Pictures do not belong in the copy; restate the records below word for word.

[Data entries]

## start

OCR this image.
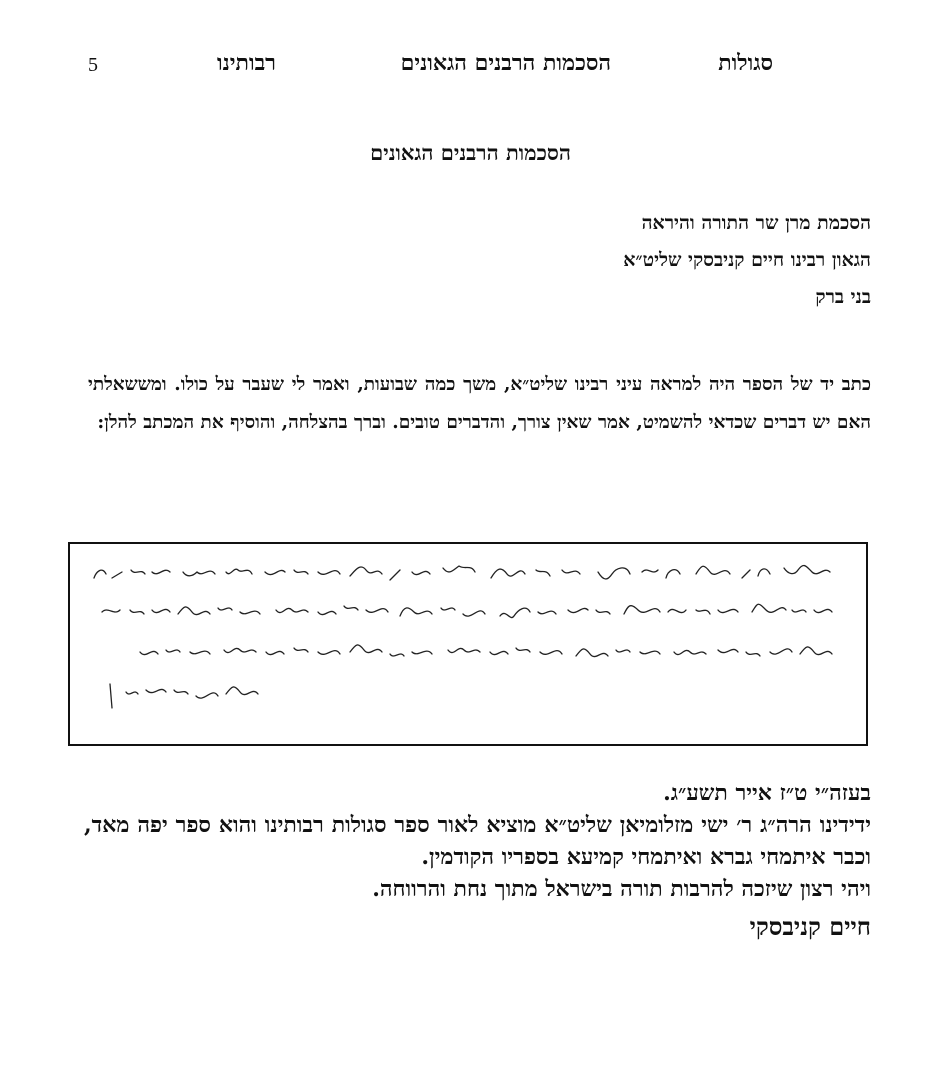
5	סגולות
הסכמות הרבנים הגאונים
רבותינו
הסכמות הרבנים הגאונים
הסכמת מרן שר התורה והיראה
הגאון רבינו חיים קניבסקי שליט״א
בני ברק
כתב יד של הספר היה למראה עיני רבינו שליט״א, משך כמה שבועות, ואמר לי שעבר על כולו. ומששאלתי האם יש דברים שכדאי להשמיט, אמר שאין צורך, והדברים טובים. וברך בהצלחה, והוסיף את המכתב להלן:
בעזה״י ט״ז אייר תשע״ג.
ידידינו הרה״ג ר׳ ישי מזלומיאן שליט״א מוציא לאור ספר סגולות רבותינו והוא ספר יפה מאד, וכבר איתמחי גברא ואיתמחי קמיעא בספריו הקודמין.
ויהי רצון שיזכה להרבות תורה בישראל מתוך נחת והרווחה.
חיים קניבסקי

## end

> _In response_:
OCR this image.
5	סגולות
הסכמות הרבנים הגאונים
רבותינו
הסכמות הרבנים הגאונים
הסכמת מרן שר התורה והיראה
הגאון רבינו חיים קניבסקי שליט״א
בני ברק
כתב יד של הספר היה למראה עיני רבינו שליט״א, משך כמה שבועות, ואמר לי שעבר על כולו. ומששאלתי האם יש דברים שכדאי להשמיט, אמר שאין צורך, והדברים טובים. וברך בהצלחה, והוסיף את המכתב להלן:
בעזה״י ט״ז אייר תשע״ג.
ידידינו הרה״ג ר׳ ישי מזלומיאן שליט״א מוציא לאור ספר סגולות רבותינו והוא ספר יפה מאד, וכבר איתמחי גברא ואיתמחי קמיעא בספריו הקודמין.
ויהי רצון שיזכה להרבות תורה בישראל מתוך נחת והרווחה.
חיים קניבסקי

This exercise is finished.